• **What the exercise asks**:
In the data below, find every line with the string "this" and pull it out.

• **The data**:
=====

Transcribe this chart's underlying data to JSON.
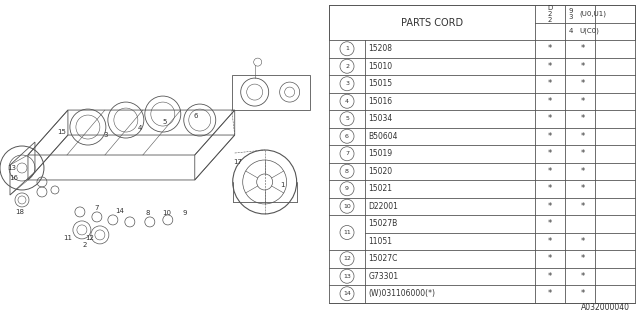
{
  "parts_cord_header": "PARTS CORD",
  "col_d22_label": "D\n2\n2",
  "col_934_label": "9\n3\n4",
  "col_u01_label": "(U0,U1)",
  "col_u_label": "U(C0)",
  "row_data": [
    {
      "num": "1",
      "part": "15208",
      "c1": "*",
      "c2": "*",
      "double": false
    },
    {
      "num": "2",
      "part": "15010",
      "c1": "*",
      "c2": "*",
      "double": false
    },
    {
      "num": "3",
      "part": "15015",
      "c1": "*",
      "c2": "*",
      "double": false
    },
    {
      "num": "4",
      "part": "15016",
      "c1": "*",
      "c2": "*",
      "double": false
    },
    {
      "num": "5",
      "part": "15034",
      "c1": "*",
      "c2": "*",
      "double": false
    },
    {
      "num": "6",
      "part": "B50604",
      "c1": "*",
      "c2": "*",
      "double": false
    },
    {
      "num": "7",
      "part": "15019",
      "c1": "*",
      "c2": "*",
      "double": false
    },
    {
      "num": "8",
      "part": "15020",
      "c1": "*",
      "c2": "*",
      "double": false
    },
    {
      "num": "9",
      "part": "15021",
      "c1": "*",
      "c2": "*",
      "double": false
    },
    {
      "num": "10",
      "part": "D22001",
      "c1": "*",
      "c2": "*",
      "double": false
    },
    {
      "num": "11",
      "part_a": "15027B",
      "c1_a": "*",
      "c2_a": "",
      "part_b": "11051",
      "c1_b": "*",
      "c2_b": "*",
      "double": true
    },
    {
      "num": "12",
      "part": "15027C",
      "c1": "*",
      "c2": "*",
      "double": false
    },
    {
      "num": "13",
      "part": "G73301",
      "c1": "*",
      "c2": "*",
      "double": false
    },
    {
      "num": "14",
      "part": "(W)031106000(*)",
      "c1": "*",
      "c2": "*",
      "double": false
    }
  ],
  "diagram_ref": "A032000040",
  "bg_color": "#ffffff",
  "line_color": "#4a4a4a"
}
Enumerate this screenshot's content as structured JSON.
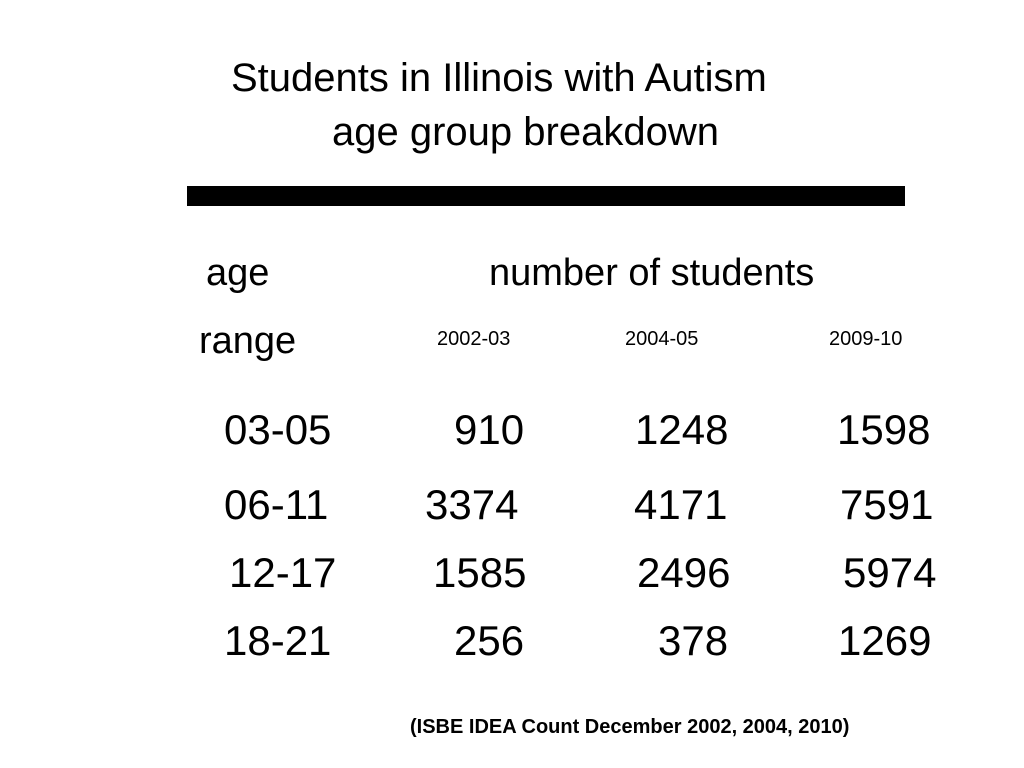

=====

• **Problem solution**:
Transcribe this chart's underlying data to JSON.
Enumerate this screenshot's content as structured JSON.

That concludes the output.